(Short problem)
Make an exact copy of the lines below.

[start Exercise inputs]

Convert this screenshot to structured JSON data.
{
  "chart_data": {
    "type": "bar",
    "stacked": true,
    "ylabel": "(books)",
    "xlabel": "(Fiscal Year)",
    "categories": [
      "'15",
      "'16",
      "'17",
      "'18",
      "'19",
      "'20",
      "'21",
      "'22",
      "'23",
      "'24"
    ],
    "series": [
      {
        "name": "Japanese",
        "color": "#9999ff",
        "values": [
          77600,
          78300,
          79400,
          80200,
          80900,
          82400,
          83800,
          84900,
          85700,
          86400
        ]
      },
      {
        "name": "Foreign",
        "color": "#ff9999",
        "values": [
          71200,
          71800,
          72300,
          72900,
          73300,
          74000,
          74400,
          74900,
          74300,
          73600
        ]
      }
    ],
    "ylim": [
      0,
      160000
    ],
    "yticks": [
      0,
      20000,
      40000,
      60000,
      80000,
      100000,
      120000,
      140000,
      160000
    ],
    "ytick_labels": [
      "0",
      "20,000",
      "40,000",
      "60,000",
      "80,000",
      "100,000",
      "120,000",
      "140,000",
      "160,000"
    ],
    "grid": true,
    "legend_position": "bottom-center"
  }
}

[end Exercise inputs]

(Response)
Convert this screenshot to structured JSON data.
{
  "chart_data": {
    "type": "bar",
    "stacked": true,
    "ylabel": "(books)",
    "xlabel": "(Fiscal Year)",
    "categories": [
      "'15",
      "'16",
      "'17",
      "'18",
      "'19",
      "'20",
      "'21",
      "'22",
      "'23",
      "'24"
    ],
    "series": [
      {
        "name": "Japanese",
        "color": "#9999ff",
        "values": [
          77600,
          78300,
          79400,
          80200,
          80900,
          82400,
          83800,
          84900,
          85700,
          86400
        ]
      },
      {
        "name": "Foreign",
        "color": "#ff9999",
        "values": [
          71200,
          71800,
          72300,
          72900,
          73300,
          74000,
          74400,
          74900,
          74300,
          73600
        ]
      }
    ],
    "ylim": [
      0,
      160000
    ],
    "yticks": [
      0,
      20000,
      40000,
      60000,
      80000,
      100000,
      120000,
      140000,
      160000
    ],
    "ytick_labels": [
      "0",
      "20,000",
      "40,000",
      "60,000",
      "80,000",
      "100,000",
      "120,000",
      "140,000",
      "160,000"
    ],
    "grid": true,
    "legend_position": "bottom-center"
  }
}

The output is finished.